▸ **Task directions**
Can you give all the records again without altering a single character?

▸ **Extracted material**
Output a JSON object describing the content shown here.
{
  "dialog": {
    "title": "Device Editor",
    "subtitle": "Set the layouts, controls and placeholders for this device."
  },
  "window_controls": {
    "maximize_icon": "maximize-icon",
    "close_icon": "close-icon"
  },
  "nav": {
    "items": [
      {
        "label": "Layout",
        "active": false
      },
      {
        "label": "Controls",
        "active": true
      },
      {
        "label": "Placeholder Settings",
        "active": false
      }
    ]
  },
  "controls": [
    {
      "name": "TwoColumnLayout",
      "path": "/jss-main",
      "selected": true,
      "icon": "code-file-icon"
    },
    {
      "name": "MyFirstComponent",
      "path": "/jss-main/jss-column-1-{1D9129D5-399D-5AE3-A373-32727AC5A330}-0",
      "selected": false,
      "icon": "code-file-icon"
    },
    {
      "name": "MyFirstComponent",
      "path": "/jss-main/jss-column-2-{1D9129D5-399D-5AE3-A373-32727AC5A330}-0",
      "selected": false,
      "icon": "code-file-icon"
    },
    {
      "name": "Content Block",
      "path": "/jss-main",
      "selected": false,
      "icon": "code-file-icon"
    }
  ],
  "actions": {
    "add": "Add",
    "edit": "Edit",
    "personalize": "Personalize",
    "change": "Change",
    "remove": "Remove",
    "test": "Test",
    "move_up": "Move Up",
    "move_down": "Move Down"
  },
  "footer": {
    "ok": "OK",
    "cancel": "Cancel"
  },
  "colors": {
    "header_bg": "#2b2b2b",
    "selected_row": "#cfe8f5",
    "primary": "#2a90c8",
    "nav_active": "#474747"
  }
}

▸ **Written answer**
Output a JSON object describing the content shown here.
{
  "dialog": {
    "title": "Device Editor",
    "subtitle": "Set the layouts, controls and placeholders for this device."
  },
  "window_controls": {
    "maximize_icon": "maximize-icon",
    "close_icon": "close-icon"
  },
  "nav": {
    "items": [
      {
        "label": "Layout",
        "active": false
      },
      {
        "label": "Controls",
        "active": true
      },
      {
        "label": "Placeholder Settings",
        "active": false
      }
    ]
  },
  "controls": [
    {
      "name": "TwoColumnLayout",
      "path": "/jss-main",
      "selected": true,
      "icon": "code-file-icon"
    },
    {
      "name": "MyFirstComponent",
      "path": "/jss-main/jss-column-1-{1D9129D5-399D-5AE3-A373-32727AC5A330}-0",
      "selected": false,
      "icon": "code-file-icon"
    },
    {
      "name": "MyFirstComponent",
      "path": "/jss-main/jss-column-2-{1D9129D5-399D-5AE3-A373-32727AC5A330}-0",
      "selected": false,
      "icon": "code-file-icon"
    },
    {
      "name": "Content Block",
      "path": "/jss-main",
      "selected": false,
      "icon": "code-file-icon"
    }
  ],
  "actions": {
    "add": "Add",
    "edit": "Edit",
    "personalize": "Personalize",
    "change": "Change",
    "remove": "Remove",
    "test": "Test",
    "move_up": "Move Up",
    "move_down": "Move Down"
  },
  "footer": {
    "ok": "OK",
    "cancel": "Cancel"
  },
  "colors": {
    "header_bg": "#2b2b2b",
    "selected_row": "#cfe8f5",
    "primary": "#2a90c8",
    "nav_active": "#474747"
  }
}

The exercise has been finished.